* BEGIN DATA SHOWN *

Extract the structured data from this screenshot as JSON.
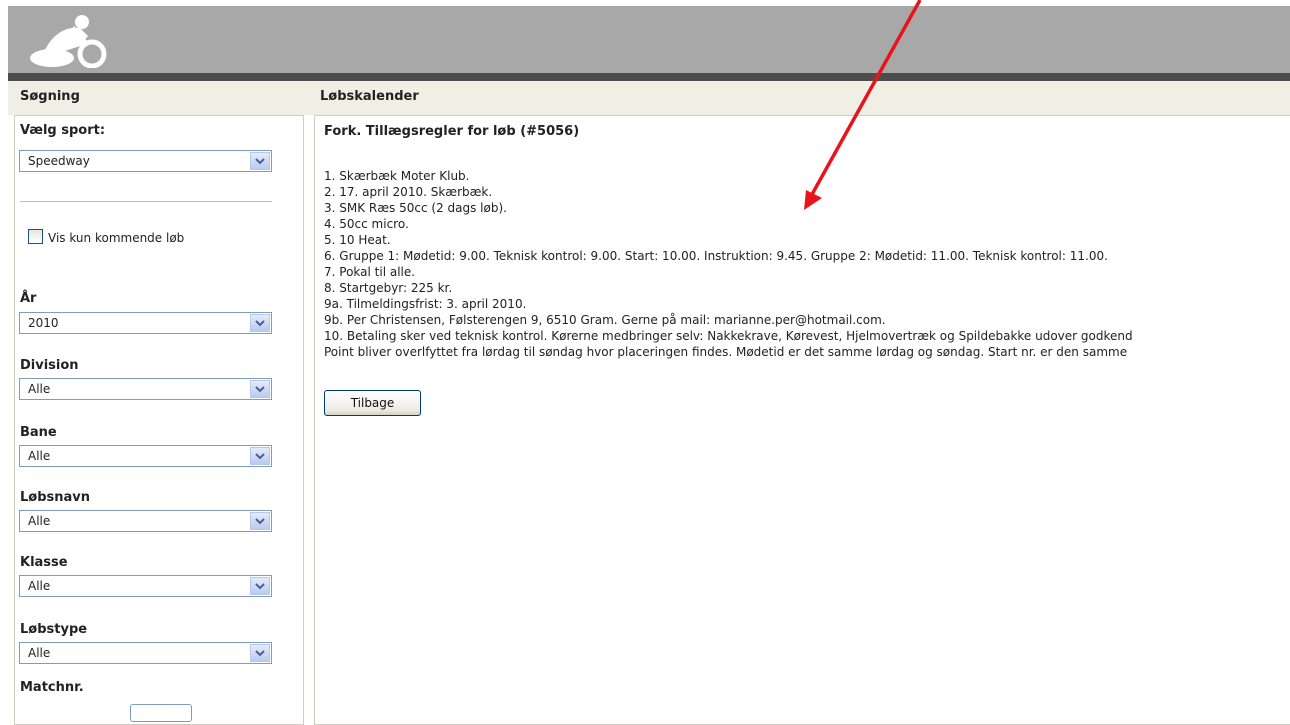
{
  "header": {
    "logo_icon": "motorcycle-rider-logo"
  },
  "sidebar": {
    "title": "Søgning",
    "sport_label": "Vælg sport:",
    "sport_value": "Speedway",
    "checkbox_label": "Vis kun kommende løb",
    "year_label": "År",
    "year_value": "2010",
    "division_label": "Division",
    "division_value": "Alle",
    "bane_label": "Bane",
    "bane_value": "Alle",
    "race_name_label": "Løbsnavn",
    "race_name_value": "Alle",
    "class_label": "Klasse",
    "class_value": "Alle",
    "race_type_label": "Løbstype",
    "race_type_value": "Alle",
    "match_label": "Matchnr."
  },
  "main": {
    "title": "Løbskalender",
    "rules_title": "Fork. Tillægsregler for løb (#5056)",
    "lines": [
      "1. Skærbæk Moter Klub.",
      "2. 17. april 2010. Skærbæk.",
      "3. SMK Ræs 50cc (2 dags løb).",
      "4. 50cc micro.",
      "5. 10 Heat.",
      "6. Gruppe 1: Mødetid: 9.00. Teknisk kontrol: 9.00. Start: 10.00. Instruktion: 9.45. Gruppe 2: Mødetid: 11.00. Teknisk kontrol: 11.00.",
      "7. Pokal til alle.",
      "8. Startgebyr: 225 kr.",
      "9a. Tilmeldingsfrist: 3. april 2010.",
      "9b. Per Christensen, Følsterengen 9, 6510 Gram. Gerne på mail: marianne.per@hotmail.com.",
      "10. Betaling sker ved teknisk kontrol. Kørerne medbringer selv: Nakkekrave, Kørevest, Hjelmovertræk og Spildebakke udover godkend",
      "Point bliver overlfyttet fra lørdag til søndag hvor placeringen findes. Mødetid er det samme lørdag og søndag. Start nr. er den samme"
    ],
    "back_button": "Tilbage"
  },
  "colors": {
    "annotation_arrow": "#e8141b",
    "header_gray": "#a8a8a8",
    "dark_bar": "#4d4d4d"
  }
}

* END DATA SHOWN *

DESCRIPTION OF THE TASK. Reproduce the data verbatim. Do not carry any picture into the copy.

SOLUTION FOR THIS TASK.
Extract the structured data from this screenshot as JSON.
{
  "header": {
    "logo_icon": "motorcycle-rider-logo"
  },
  "sidebar": {
    "title": "Søgning",
    "sport_label": "Vælg sport:",
    "sport_value": "Speedway",
    "checkbox_label": "Vis kun kommende løb",
    "year_label": "År",
    "year_value": "2010",
    "division_label": "Division",
    "division_value": "Alle",
    "bane_label": "Bane",
    "bane_value": "Alle",
    "race_name_label": "Løbsnavn",
    "race_name_value": "Alle",
    "class_label": "Klasse",
    "class_value": "Alle",
    "race_type_label": "Løbstype",
    "race_type_value": "Alle",
    "match_label": "Matchnr."
  },
  "main": {
    "title": "Løbskalender",
    "rules_title": "Fork. Tillægsregler for løb (#5056)",
    "lines": [
      "1. Skærbæk Moter Klub.",
      "2. 17. april 2010. Skærbæk.",
      "3. SMK Ræs 50cc (2 dags løb).",
      "4. 50cc micro.",
      "5. 10 Heat.",
      "6. Gruppe 1: Mødetid: 9.00. Teknisk kontrol: 9.00. Start: 10.00. Instruktion: 9.45. Gruppe 2: Mødetid: 11.00. Teknisk kontrol: 11.00.",
      "7. Pokal til alle.",
      "8. Startgebyr: 225 kr.",
      "9a. Tilmeldingsfrist: 3. april 2010.",
      "9b. Per Christensen, Følsterengen 9, 6510 Gram. Gerne på mail: marianne.per@hotmail.com.",
      "10. Betaling sker ved teknisk kontrol. Kørerne medbringer selv: Nakkekrave, Kørevest, Hjelmovertræk og Spildebakke udover godkend",
      "Point bliver overlfyttet fra lørdag til søndag hvor placeringen findes. Mødetid er det samme lørdag og søndag. Start nr. er den samme"
    ],
    "back_button": "Tilbage"
  },
  "colors": {
    "annotation_arrow": "#e8141b",
    "header_gray": "#a8a8a8",
    "dark_bar": "#4d4d4d"
  }
}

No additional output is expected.